- **Requirement**
Copy out the records below exactly as they appear.

- **Source records**
- - - -

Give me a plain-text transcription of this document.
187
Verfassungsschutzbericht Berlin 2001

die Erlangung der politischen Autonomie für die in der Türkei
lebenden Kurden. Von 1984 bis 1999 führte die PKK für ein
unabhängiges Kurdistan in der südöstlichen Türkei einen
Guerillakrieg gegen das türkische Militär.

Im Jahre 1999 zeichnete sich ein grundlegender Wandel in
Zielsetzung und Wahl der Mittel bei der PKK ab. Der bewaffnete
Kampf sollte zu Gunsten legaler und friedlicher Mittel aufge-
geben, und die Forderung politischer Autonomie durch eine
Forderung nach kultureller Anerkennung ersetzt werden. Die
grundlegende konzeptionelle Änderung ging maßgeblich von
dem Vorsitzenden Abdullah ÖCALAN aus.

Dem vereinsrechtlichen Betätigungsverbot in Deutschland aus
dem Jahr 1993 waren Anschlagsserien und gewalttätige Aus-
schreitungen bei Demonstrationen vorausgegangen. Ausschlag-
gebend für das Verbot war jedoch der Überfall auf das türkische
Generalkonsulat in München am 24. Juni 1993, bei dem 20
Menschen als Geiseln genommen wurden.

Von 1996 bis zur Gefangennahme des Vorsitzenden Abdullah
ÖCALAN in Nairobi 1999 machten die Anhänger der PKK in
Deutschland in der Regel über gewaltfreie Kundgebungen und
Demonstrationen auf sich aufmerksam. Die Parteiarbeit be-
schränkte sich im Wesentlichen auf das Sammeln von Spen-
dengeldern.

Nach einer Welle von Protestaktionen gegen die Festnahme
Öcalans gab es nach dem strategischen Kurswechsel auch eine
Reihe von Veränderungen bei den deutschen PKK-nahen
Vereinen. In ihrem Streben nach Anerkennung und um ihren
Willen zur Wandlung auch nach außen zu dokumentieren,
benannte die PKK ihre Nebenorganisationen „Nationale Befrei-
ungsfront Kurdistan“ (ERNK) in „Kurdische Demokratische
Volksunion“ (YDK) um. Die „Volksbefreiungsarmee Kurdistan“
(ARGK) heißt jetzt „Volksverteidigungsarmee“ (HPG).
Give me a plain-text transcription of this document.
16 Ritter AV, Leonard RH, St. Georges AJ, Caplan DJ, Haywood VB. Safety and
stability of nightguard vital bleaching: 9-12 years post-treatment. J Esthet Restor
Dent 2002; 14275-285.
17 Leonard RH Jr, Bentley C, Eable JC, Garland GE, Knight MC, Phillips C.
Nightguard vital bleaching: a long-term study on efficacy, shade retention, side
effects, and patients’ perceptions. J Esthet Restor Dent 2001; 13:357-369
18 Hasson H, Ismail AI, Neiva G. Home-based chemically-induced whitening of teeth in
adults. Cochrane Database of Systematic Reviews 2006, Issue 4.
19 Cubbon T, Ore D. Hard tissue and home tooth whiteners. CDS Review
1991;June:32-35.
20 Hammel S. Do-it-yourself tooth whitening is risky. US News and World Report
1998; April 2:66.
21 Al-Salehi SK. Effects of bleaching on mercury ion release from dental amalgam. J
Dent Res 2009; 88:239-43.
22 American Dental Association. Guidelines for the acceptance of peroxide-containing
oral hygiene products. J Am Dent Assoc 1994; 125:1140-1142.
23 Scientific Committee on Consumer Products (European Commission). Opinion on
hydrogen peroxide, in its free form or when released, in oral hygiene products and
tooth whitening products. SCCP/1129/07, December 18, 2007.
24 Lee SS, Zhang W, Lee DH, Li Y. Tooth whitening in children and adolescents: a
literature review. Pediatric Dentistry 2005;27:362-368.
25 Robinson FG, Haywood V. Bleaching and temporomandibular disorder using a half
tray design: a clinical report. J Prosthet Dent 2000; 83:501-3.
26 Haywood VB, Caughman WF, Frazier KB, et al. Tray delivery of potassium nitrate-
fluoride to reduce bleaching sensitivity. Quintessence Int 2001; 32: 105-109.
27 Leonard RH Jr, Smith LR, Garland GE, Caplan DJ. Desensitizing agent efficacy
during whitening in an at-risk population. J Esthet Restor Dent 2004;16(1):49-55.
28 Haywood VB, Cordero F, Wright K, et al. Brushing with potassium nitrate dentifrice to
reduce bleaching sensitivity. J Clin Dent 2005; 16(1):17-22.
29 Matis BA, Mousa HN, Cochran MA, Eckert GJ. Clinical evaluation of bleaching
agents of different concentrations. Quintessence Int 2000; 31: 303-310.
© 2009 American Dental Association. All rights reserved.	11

- - - -

- **Exercise output**
Give me a plain-text transcription of this document.
187
Verfassungsschutzbericht Berlin 2001

die Erlangung der politischen Autonomie für die in der Türkei
lebenden Kurden. Von 1984 bis 1999 führte die PKK für ein
unabhängiges Kurdistan in der südöstlichen Türkei einen
Guerillakrieg gegen das türkische Militär.

Im Jahre 1999 zeichnete sich ein grundlegender Wandel in
Zielsetzung und Wahl der Mittel bei der PKK ab. Der bewaffnete
Kampf sollte zu Gunsten legaler und friedlicher Mittel aufge-
geben, und die Forderung politischer Autonomie durch eine
Forderung nach kultureller Anerkennung ersetzt werden. Die
grundlegende konzeptionelle Änderung ging maßgeblich von
dem Vorsitzenden Abdullah ÖCALAN aus.

Dem vereinsrechtlichen Betätigungsverbot in Deutschland aus
dem Jahr 1993 waren Anschlagsserien und gewalttätige Aus-
schreitungen bei Demonstrationen vorausgegangen. Ausschlag-
gebend für das Verbot war jedoch der Überfall auf das türkische
Generalkonsulat in München am 24. Juni 1993, bei dem 20
Menschen als Geiseln genommen wurden.

Von 1996 bis zur Gefangennahme des Vorsitzenden Abdullah
ÖCALAN in Nairobi 1999 machten die Anhänger der PKK in
Deutschland in der Regel über gewaltfreie Kundgebungen und
Demonstrationen auf sich aufmerksam. Die Parteiarbeit be-
schränkte sich im Wesentlichen auf das Sammeln von Spen-
dengeldern.

Nach einer Welle von Protestaktionen gegen die Festnahme
Öcalans gab es nach dem strategischen Kurswechsel auch eine
Reihe von Veränderungen bei den deutschen PKK-nahen
Vereinen. In ihrem Streben nach Anerkennung und um ihren
Willen zur Wandlung auch nach außen zu dokumentieren,
benannte die PKK ihre Nebenorganisationen „Nationale Befrei-
ungsfront Kurdistan“ (ERNK) in „Kurdische Demokratische
Volksunion“ (YDK) um. Die „Volksbefreiungsarmee Kurdistan“
(ARGK) heißt jetzt „Volksverteidigungsarmee“ (HPG).
Give me a plain-text transcription of this document.
16 Ritter AV, Leonard RH, St. Georges AJ, Caplan DJ, Haywood VB. Safety and
stability of nightguard vital bleaching: 9-12 years post-treatment. J Esthet Restor
Dent 2002; 14275-285.
17 Leonard RH Jr, Bentley C, Eable JC, Garland GE, Knight MC, Phillips C.
Nightguard vital bleaching: a long-term study on efficacy, shade retention, side
effects, and patients’ perceptions. J Esthet Restor Dent 2001; 13:357-369
18 Hasson H, Ismail AI, Neiva G. Home-based chemically-induced whitening of teeth in
adults. Cochrane Database of Systematic Reviews 2006, Issue 4.
19 Cubbon T, Ore D. Hard tissue and home tooth whiteners. CDS Review
1991;June:32-35.
20 Hammel S. Do-it-yourself tooth whitening is risky. US News and World Report
1998; April 2:66.
21 Al-Salehi SK. Effects of bleaching on mercury ion release from dental amalgam. J
Dent Res 2009; 88:239-43.
22 American Dental Association. Guidelines for the acceptance of peroxide-containing
oral hygiene products. J Am Dent Assoc 1994; 125:1140-1142.
23 Scientific Committee on Consumer Products (European Commission). Opinion on
hydrogen peroxide, in its free form or when released, in oral hygiene products and
tooth whitening products. SCCP/1129/07, December 18, 2007.
24 Lee SS, Zhang W, Lee DH, Li Y. Tooth whitening in children and adolescents: a
literature review. Pediatric Dentistry 2005;27:362-368.
25 Robinson FG, Haywood V. Bleaching and temporomandibular disorder using a half
tray design: a clinical report. J Prosthet Dent 2000; 83:501-3.
26 Haywood VB, Caughman WF, Frazier KB, et al. Tray delivery of potassium nitrate-
fluoride to reduce bleaching sensitivity. Quintessence Int 2001; 32: 105-109.
27 Leonard RH Jr, Smith LR, Garland GE, Caplan DJ. Desensitizing agent efficacy
during whitening in an at-risk population. J Esthet Restor Dent 2004;16(1):49-55.
28 Haywood VB, Cordero F, Wright K, et al. Brushing with potassium nitrate dentifrice to
reduce bleaching sensitivity. J Clin Dent 2005; 16(1):17-22.
29 Matis BA, Mousa HN, Cochran MA, Eckert GJ. Clinical evaluation of bleaching
agents of different concentrations. Quintessence Int 2000; 31: 303-310.
© 2009 American Dental Association. All rights reserved.	11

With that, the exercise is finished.